(Set task): Make an exact copy of all the records.

(Exercise inputs):
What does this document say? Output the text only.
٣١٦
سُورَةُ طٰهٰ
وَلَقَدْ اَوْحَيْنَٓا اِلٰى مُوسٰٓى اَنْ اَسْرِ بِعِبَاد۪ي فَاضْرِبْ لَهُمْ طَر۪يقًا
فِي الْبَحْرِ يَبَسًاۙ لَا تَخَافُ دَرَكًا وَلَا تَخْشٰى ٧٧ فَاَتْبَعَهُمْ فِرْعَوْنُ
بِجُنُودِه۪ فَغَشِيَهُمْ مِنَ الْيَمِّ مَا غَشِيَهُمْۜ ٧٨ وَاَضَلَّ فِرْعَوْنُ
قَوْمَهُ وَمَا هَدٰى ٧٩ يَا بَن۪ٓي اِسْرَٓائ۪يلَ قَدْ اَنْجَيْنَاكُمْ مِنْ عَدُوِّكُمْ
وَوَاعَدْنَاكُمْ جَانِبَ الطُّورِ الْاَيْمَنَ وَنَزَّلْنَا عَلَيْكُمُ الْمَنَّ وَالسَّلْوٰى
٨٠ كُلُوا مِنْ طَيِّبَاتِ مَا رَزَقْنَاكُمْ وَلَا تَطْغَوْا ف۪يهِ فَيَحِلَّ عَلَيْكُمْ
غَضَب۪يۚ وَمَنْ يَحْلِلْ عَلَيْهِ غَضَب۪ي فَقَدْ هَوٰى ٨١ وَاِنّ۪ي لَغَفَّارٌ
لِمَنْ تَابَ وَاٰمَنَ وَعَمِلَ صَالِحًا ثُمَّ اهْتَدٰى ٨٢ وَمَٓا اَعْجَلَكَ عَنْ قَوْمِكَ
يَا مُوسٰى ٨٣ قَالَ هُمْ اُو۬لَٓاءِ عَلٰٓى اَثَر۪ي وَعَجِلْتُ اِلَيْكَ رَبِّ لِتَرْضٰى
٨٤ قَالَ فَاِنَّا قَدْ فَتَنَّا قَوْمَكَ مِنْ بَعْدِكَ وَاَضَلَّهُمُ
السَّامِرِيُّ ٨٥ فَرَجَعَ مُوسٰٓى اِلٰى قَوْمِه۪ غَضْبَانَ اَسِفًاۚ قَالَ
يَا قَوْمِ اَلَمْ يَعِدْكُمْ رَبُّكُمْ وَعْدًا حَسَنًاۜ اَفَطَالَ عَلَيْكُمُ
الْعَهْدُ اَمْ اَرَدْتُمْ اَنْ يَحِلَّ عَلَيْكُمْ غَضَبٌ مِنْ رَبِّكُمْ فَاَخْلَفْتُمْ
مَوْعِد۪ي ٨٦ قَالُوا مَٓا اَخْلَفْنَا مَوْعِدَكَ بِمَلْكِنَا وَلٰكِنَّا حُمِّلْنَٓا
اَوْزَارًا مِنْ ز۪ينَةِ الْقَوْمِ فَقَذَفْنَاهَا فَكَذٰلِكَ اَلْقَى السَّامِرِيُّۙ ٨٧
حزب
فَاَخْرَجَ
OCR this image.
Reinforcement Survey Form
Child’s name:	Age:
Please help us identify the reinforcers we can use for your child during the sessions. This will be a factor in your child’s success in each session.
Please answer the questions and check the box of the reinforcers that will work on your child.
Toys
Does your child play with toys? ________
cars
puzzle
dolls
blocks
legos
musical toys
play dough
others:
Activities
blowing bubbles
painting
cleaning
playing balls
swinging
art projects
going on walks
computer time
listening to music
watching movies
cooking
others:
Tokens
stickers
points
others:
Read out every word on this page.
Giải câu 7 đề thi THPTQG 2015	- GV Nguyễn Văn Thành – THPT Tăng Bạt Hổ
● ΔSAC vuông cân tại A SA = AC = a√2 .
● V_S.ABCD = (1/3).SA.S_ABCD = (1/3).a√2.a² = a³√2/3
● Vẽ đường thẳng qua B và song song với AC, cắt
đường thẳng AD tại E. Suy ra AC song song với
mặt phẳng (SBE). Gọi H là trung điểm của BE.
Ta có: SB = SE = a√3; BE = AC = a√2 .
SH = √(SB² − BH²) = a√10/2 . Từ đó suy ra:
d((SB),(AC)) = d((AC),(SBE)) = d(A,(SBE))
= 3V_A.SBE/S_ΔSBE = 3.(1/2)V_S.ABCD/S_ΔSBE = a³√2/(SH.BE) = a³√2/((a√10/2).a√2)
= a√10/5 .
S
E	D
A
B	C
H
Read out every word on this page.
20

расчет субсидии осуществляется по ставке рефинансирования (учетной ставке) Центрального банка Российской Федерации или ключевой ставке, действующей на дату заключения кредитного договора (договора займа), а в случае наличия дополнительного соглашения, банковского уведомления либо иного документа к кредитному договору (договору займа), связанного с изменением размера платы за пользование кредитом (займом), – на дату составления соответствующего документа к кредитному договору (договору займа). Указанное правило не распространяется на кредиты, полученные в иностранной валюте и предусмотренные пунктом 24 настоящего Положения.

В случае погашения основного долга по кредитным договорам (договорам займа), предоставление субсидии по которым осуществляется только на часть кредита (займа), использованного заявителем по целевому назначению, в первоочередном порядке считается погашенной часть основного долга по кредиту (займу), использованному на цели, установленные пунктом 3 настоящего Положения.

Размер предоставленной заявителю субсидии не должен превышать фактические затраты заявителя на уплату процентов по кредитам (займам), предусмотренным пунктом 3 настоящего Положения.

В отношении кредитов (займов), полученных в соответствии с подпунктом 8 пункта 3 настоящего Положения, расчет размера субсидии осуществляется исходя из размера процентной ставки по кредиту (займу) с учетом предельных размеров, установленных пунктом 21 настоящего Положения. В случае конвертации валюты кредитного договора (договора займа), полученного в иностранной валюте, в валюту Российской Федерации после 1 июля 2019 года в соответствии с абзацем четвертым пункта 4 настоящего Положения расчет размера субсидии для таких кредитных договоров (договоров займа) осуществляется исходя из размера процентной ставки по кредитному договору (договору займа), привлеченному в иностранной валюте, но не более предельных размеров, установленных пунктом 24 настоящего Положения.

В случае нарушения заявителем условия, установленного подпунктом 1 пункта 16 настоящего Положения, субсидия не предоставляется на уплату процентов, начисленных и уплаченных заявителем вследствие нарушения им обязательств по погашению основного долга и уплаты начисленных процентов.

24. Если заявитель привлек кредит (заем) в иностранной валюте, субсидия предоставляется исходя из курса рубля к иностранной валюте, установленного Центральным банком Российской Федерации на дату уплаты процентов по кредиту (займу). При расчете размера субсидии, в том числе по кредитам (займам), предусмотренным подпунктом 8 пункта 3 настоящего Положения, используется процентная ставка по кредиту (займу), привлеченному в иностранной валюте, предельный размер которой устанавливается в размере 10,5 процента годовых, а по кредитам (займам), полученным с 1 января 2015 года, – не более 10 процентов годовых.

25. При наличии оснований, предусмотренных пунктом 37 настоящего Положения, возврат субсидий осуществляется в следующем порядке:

(Written response):
What does this document say? Output the text only.
٣١٦
سُورَةُ طٰهٰ
وَلَقَدْ اَوْحَيْنَٓا اِلٰى مُوسٰٓى اَنْ اَسْرِ بِعِبَاد۪ي فَاضْرِبْ لَهُمْ طَر۪يقًا
فِي الْبَحْرِ يَبَسًاۙ لَا تَخَافُ دَرَكًا وَلَا تَخْشٰى ٧٧ فَاَتْبَعَهُمْ فِرْعَوْنُ
بِجُنُودِه۪ فَغَشِيَهُمْ مِنَ الْيَمِّ مَا غَشِيَهُمْۜ ٧٨ وَاَضَلَّ فِرْعَوْنُ
قَوْمَهُ وَمَا هَدٰى ٧٩ يَا بَن۪ٓي اِسْرَٓائ۪يلَ قَدْ اَنْجَيْنَاكُمْ مِنْ عَدُوِّكُمْ
وَوَاعَدْنَاكُمْ جَانِبَ الطُّورِ الْاَيْمَنَ وَنَزَّلْنَا عَلَيْكُمُ الْمَنَّ وَالسَّلْوٰى
٨٠ كُلُوا مِنْ طَيِّبَاتِ مَا رَزَقْنَاكُمْ وَلَا تَطْغَوْا ف۪يهِ فَيَحِلَّ عَلَيْكُمْ
غَضَب۪يۚ وَمَنْ يَحْلِلْ عَلَيْهِ غَضَب۪ي فَقَدْ هَوٰى ٨١ وَاِنّ۪ي لَغَفَّارٌ
لِمَنْ تَابَ وَاٰمَنَ وَعَمِلَ صَالِحًا ثُمَّ اهْتَدٰى ٨٢ وَمَٓا اَعْجَلَكَ عَنْ قَوْمِكَ
يَا مُوسٰى ٨٣ قَالَ هُمْ اُو۬لَٓاءِ عَلٰٓى اَثَر۪ي وَعَجِلْتُ اِلَيْكَ رَبِّ لِتَرْضٰى
٨٤ قَالَ فَاِنَّا قَدْ فَتَنَّا قَوْمَكَ مِنْ بَعْدِكَ وَاَضَلَّهُمُ
السَّامِرِيُّ ٨٥ فَرَجَعَ مُوسٰٓى اِلٰى قَوْمِه۪ غَضْبَانَ اَسِفًاۚ قَالَ
يَا قَوْمِ اَلَمْ يَعِدْكُمْ رَبُّكُمْ وَعْدًا حَسَنًاۜ اَفَطَالَ عَلَيْكُمُ
الْعَهْدُ اَمْ اَرَدْتُمْ اَنْ يَحِلَّ عَلَيْكُمْ غَضَبٌ مِنْ رَبِّكُمْ فَاَخْلَفْتُمْ
مَوْعِد۪ي ٨٦ قَالُوا مَٓا اَخْلَفْنَا مَوْعِدَكَ بِمَلْكِنَا وَلٰكِنَّا حُمِّلْنَٓا
اَوْزَارًا مِنْ ز۪ينَةِ الْقَوْمِ فَقَذَفْنَاهَا فَكَذٰلِكَ اَلْقَى السَّامِرِيُّۙ ٨٧
حزب
فَاَخْرَجَ
OCR this image.
Reinforcement Survey Form
Child’s name:	Age:
Please help us identify the reinforcers we can use for your child during the sessions. This will be a factor in your child’s success in each session.
Please answer the questions and check the box of the reinforcers that will work on your child.
Toys
Does your child play with toys? ________
cars
puzzle
dolls
blocks
legos
musical toys
play dough
others:
Activities
blowing bubbles
painting
cleaning
playing balls
swinging
art projects
going on walks
computer time
listening to music
watching movies
cooking
others:
Tokens
stickers
points
others:
Read out every word on this page.
Giải câu 7 đề thi THPTQG 2015	- GV Nguyễn Văn Thành – THPT Tăng Bạt Hổ
● ΔSAC vuông cân tại A SA = AC = a√2 .
● V_S.ABCD = (1/3).SA.S_ABCD = (1/3).a√2.a² = a³√2/3
● Vẽ đường thẳng qua B và song song với AC, cắt
đường thẳng AD tại E. Suy ra AC song song với
mặt phẳng (SBE). Gọi H là trung điểm của BE.
Ta có: SB = SE = a√3; BE = AC = a√2 .
SH = √(SB² − BH²) = a√10/2 . Từ đó suy ra:
d((SB),(AC)) = d((AC),(SBE)) = d(A,(SBE))
= 3V_A.SBE/S_ΔSBE = 3.(1/2)V_S.ABCD/S_ΔSBE = a³√2/(SH.BE) = a³√2/((a√10/2).a√2)
= a√10/5 .
S
E	D
A
B	C
H
Read out every word on this page.
20

расчет субсидии осуществляется по ставке рефинансирования (учетной ставке) Центрального банка Российской Федерации или ключевой ставке, действующей на дату заключения кредитного договора (договора займа), а в случае наличия дополнительного соглашения, банковского уведомления либо иного документа к кредитному договору (договору займа), связанного с изменением размера платы за пользование кредитом (займом), – на дату составления соответствующего документа к кредитному договору (договору займа). Указанное правило не распространяется на кредиты, полученные в иностранной валюте и предусмотренные пунктом 24 настоящего Положения.

В случае погашения основного долга по кредитным договорам (договорам займа), предоставление субсидии по которым осуществляется только на часть кредита (займа), использованного заявителем по целевому назначению, в первоочередном порядке считается погашенной часть основного долга по кредиту (займу), использованному на цели, установленные пунктом 3 настоящего Положения.

Размер предоставленной заявителю субсидии не должен превышать фактические затраты заявителя на уплату процентов по кредитам (займам), предусмотренным пунктом 3 настоящего Положения.

В отношении кредитов (займов), полученных в соответствии с подпунктом 8 пункта 3 настоящего Положения, расчет размера субсидии осуществляется исходя из размера процентной ставки по кредиту (займу) с учетом предельных размеров, установленных пунктом 21 настоящего Положения. В случае конвертации валюты кредитного договора (договора займа), полученного в иностранной валюте, в валюту Российской Федерации после 1 июля 2019 года в соответствии с абзацем четвертым пункта 4 настоящего Положения расчет размера субсидии для таких кредитных договоров (договоров займа) осуществляется исходя из размера процентной ставки по кредитному договору (договору займа), привлеченному в иностранной валюте, но не более предельных размеров, установленных пунктом 24 настоящего Положения.

В случае нарушения заявителем условия, установленного подпунктом 1 пункта 16 настоящего Положения, субсидия не предоставляется на уплату процентов, начисленных и уплаченных заявителем вследствие нарушения им обязательств по погашению основного долга и уплаты начисленных процентов.

24. Если заявитель привлек кредит (заем) в иностранной валюте, субсидия предоставляется исходя из курса рубля к иностранной валюте, установленного Центральным банком Российской Федерации на дату уплаты процентов по кредиту (займу). При расчете размера субсидии, в том числе по кредитам (займам), предусмотренным подпунктом 8 пункта 3 настоящего Положения, используется процентная ставка по кредиту (займу), привлеченному в иностранной валюте, предельный размер которой устанавливается в размере 10,5 процента годовых, а по кредитам (займам), полученным с 1 января 2015 года, – не более 10 процентов годовых.

25. При наличии оснований, предусмотренных пунктом 37 настоящего Положения, возврат субсидий осуществляется в следующем порядке:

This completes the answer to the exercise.